_DO THIS:_
Check each line of the records below for the word "Hospitalisation" and copy those where it appears.

──────────────────────────────

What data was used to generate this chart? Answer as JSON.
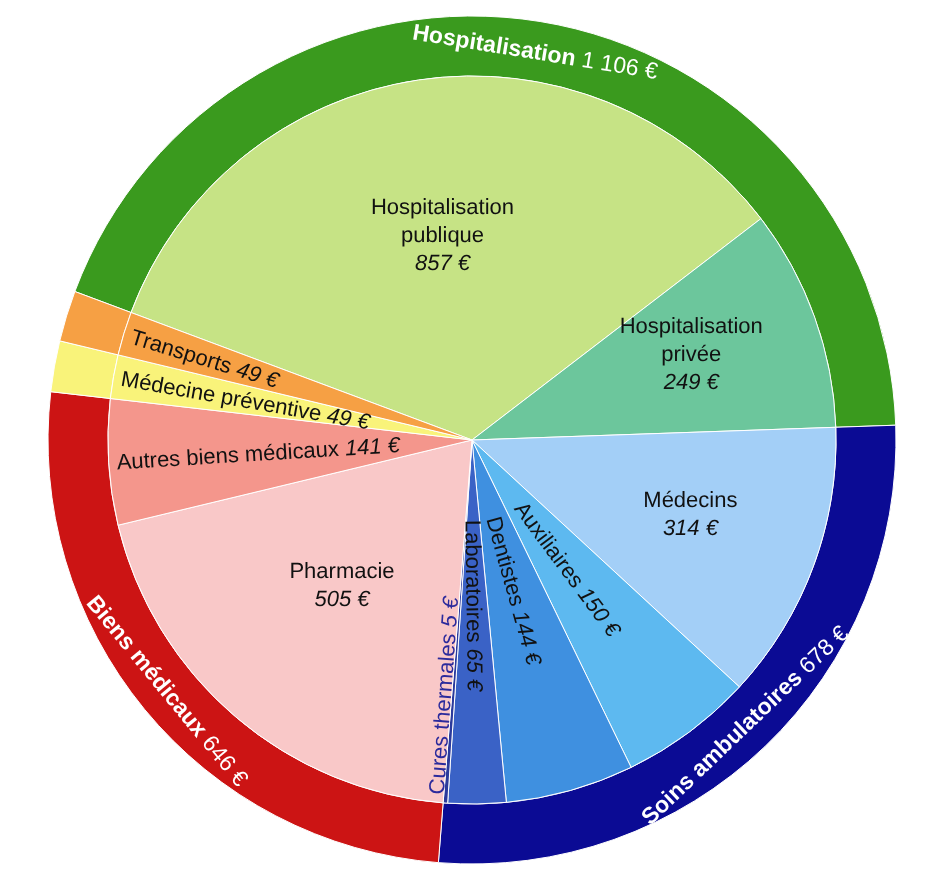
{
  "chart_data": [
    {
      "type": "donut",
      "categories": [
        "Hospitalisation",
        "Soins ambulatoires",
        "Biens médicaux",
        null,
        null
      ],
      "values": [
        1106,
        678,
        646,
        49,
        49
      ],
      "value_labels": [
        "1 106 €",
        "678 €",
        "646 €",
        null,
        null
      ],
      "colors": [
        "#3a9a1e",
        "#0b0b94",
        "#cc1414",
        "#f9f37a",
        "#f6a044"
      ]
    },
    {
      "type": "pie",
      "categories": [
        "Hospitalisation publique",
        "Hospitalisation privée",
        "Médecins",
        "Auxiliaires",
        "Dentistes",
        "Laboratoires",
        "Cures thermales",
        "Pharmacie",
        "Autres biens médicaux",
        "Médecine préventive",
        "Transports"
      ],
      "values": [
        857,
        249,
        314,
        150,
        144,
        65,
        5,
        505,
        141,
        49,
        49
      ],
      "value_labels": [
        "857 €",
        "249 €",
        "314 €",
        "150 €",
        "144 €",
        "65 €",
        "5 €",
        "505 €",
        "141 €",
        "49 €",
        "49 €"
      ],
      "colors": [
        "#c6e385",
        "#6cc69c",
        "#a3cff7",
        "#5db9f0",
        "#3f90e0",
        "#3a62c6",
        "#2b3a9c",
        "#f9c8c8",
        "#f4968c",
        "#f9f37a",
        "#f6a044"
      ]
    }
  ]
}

──────────────────────────────

_CORRECT RESULT:_
        "Hospitalisation",
        "Hospitalisation publique",
        "Hospitalisation privée",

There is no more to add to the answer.